◆ **Extracted data entries**:
○ ○ ○ ○ ○

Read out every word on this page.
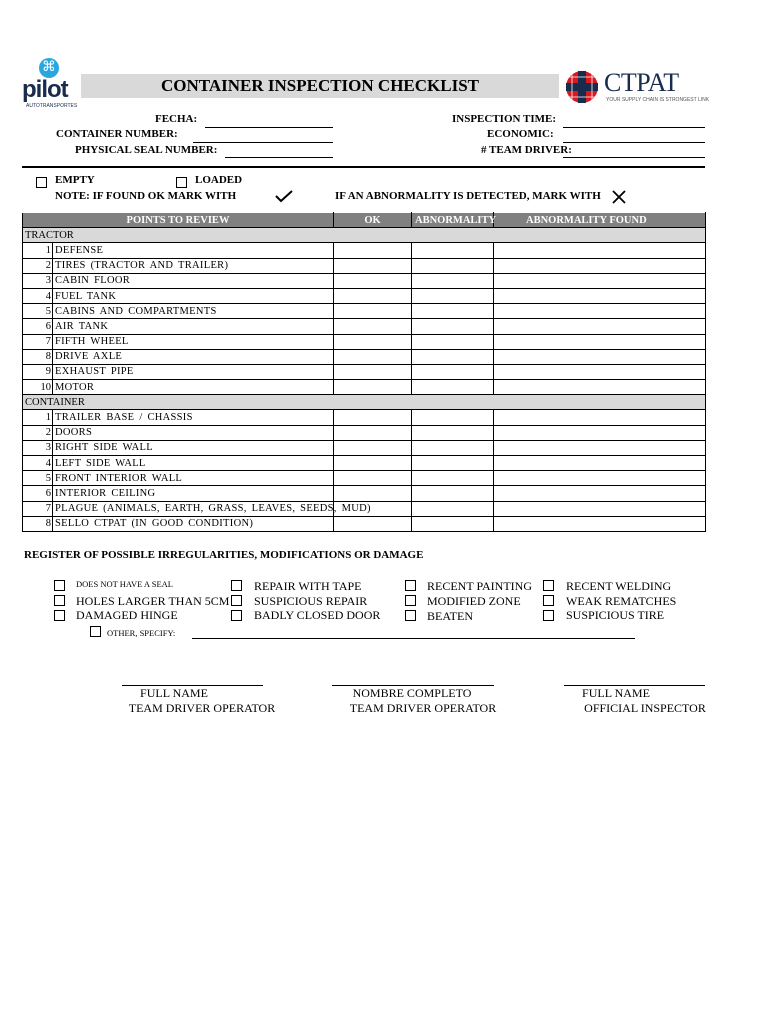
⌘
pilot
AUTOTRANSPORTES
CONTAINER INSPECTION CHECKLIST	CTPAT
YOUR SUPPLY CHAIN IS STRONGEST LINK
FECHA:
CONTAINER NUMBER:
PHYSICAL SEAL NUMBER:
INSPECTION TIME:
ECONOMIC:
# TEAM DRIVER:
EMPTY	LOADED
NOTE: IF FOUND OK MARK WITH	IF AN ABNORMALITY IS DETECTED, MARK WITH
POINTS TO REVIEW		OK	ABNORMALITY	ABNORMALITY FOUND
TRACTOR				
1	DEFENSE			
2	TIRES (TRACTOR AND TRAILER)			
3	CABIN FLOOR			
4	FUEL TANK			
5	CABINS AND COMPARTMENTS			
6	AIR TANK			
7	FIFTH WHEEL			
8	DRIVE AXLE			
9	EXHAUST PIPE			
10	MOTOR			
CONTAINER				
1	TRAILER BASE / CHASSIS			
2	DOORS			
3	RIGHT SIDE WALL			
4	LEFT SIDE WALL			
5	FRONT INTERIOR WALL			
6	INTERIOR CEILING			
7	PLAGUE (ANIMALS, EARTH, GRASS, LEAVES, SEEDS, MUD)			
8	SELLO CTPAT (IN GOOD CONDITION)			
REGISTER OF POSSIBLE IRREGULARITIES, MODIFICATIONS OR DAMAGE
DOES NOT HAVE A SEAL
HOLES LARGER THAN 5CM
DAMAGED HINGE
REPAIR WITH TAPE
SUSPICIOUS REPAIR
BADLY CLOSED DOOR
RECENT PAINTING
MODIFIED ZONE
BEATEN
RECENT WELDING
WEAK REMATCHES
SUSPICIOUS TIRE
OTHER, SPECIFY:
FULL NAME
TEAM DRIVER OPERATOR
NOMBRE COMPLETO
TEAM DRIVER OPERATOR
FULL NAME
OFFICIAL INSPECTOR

○ ○ ○ ○ ○

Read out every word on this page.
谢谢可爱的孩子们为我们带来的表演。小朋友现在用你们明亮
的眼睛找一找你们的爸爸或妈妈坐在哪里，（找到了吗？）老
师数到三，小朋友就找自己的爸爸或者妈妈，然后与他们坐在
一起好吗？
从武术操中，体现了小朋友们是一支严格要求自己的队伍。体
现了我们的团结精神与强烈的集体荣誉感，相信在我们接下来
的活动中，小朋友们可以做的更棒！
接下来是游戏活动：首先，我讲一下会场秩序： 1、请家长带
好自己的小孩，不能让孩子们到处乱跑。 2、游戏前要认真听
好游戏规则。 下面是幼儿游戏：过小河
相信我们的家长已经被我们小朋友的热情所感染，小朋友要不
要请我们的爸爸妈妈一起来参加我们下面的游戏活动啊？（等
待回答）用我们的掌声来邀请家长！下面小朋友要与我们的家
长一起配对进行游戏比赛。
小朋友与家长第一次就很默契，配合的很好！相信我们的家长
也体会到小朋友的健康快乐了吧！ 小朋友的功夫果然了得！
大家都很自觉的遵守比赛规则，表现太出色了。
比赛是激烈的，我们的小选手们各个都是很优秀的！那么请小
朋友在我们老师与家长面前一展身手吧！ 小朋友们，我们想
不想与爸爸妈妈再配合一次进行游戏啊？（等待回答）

○ ○ ○ ○ ○

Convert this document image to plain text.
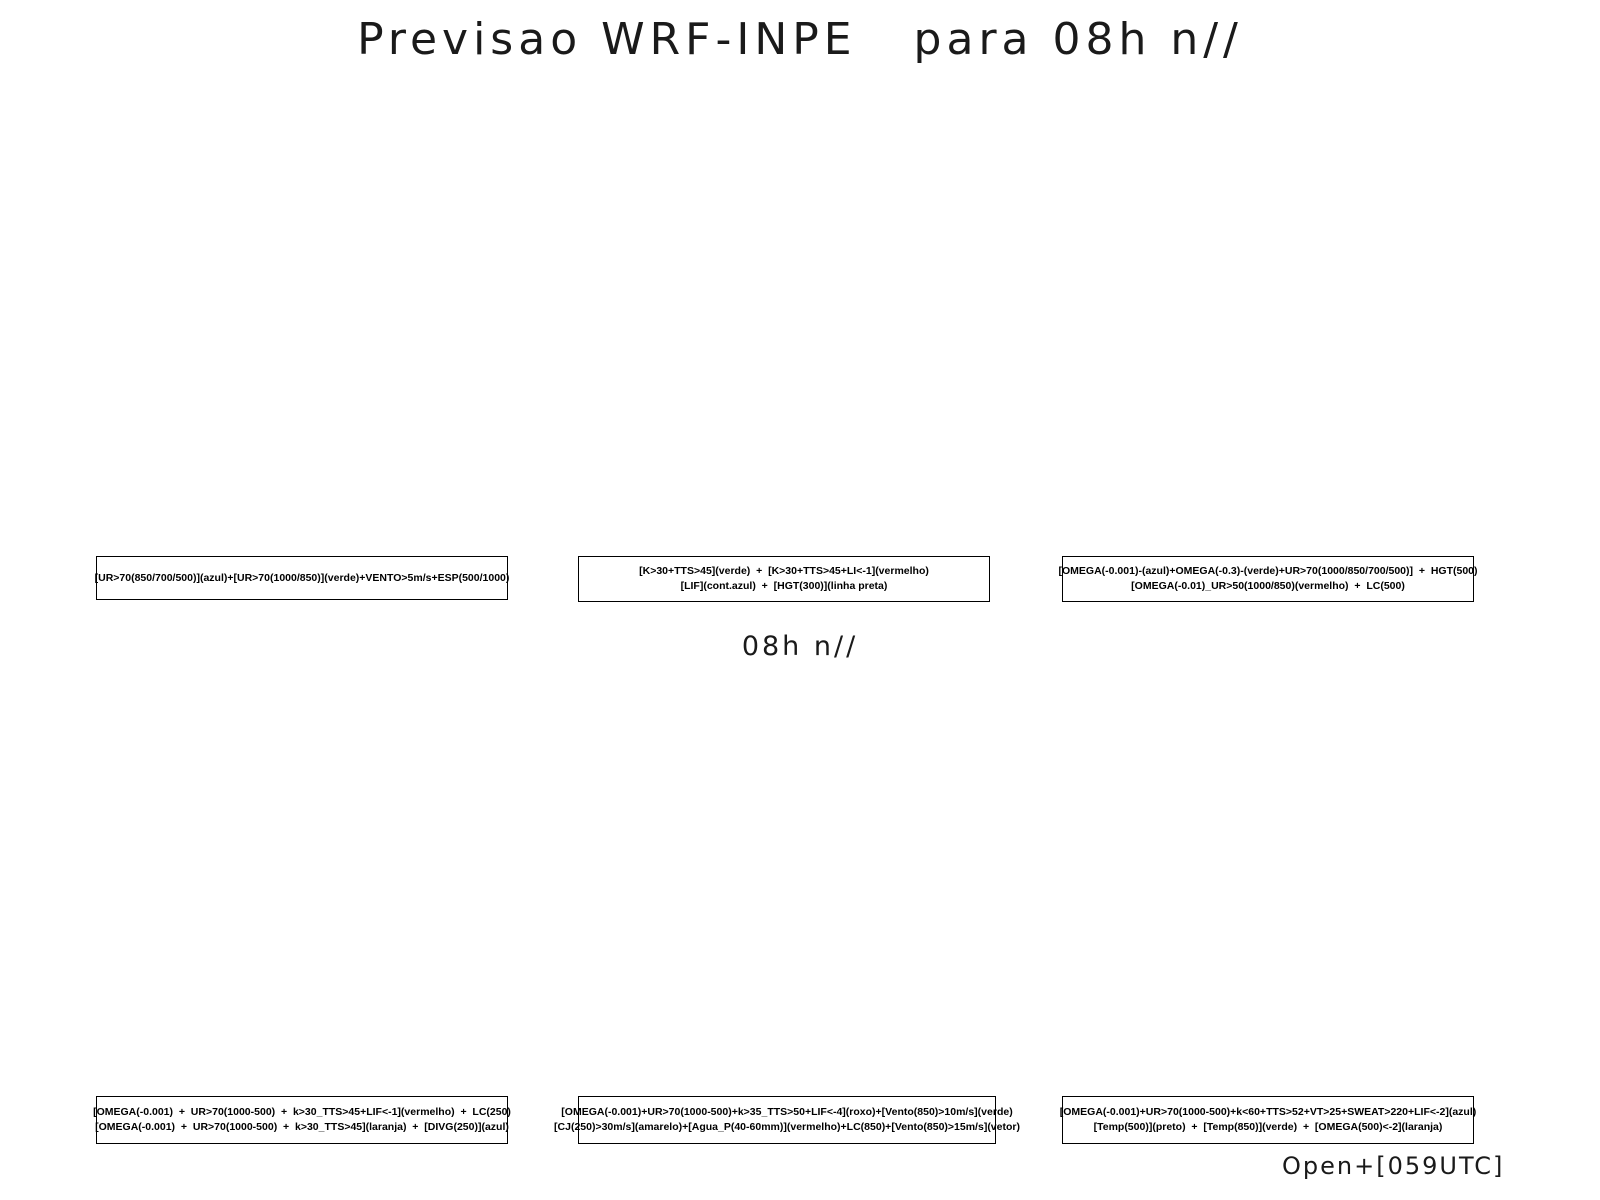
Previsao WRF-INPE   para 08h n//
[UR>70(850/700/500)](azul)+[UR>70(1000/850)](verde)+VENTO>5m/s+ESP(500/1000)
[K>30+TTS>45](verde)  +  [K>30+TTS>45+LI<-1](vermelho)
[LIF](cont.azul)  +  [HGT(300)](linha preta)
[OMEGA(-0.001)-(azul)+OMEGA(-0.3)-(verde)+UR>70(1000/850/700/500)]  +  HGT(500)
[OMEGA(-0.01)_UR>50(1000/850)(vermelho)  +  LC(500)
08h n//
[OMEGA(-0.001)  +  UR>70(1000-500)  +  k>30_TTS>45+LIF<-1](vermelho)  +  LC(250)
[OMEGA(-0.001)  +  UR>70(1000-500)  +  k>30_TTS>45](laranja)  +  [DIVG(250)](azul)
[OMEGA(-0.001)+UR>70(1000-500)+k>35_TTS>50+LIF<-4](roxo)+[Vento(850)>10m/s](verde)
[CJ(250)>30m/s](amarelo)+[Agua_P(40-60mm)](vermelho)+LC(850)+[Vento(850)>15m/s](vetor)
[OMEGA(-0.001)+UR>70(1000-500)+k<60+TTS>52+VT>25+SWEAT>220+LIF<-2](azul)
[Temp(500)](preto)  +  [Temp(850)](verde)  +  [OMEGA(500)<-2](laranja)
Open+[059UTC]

○ ○ ○ ○ ○

◆ **GIVEN TASK**: Which lines hold the word "INSPECTION"? Copy every one of them.

◆ **WRITTEN ANSWER**:
CONTAINER INSPECTION CHECKLIST	CTPAT
INSPECTION TIME:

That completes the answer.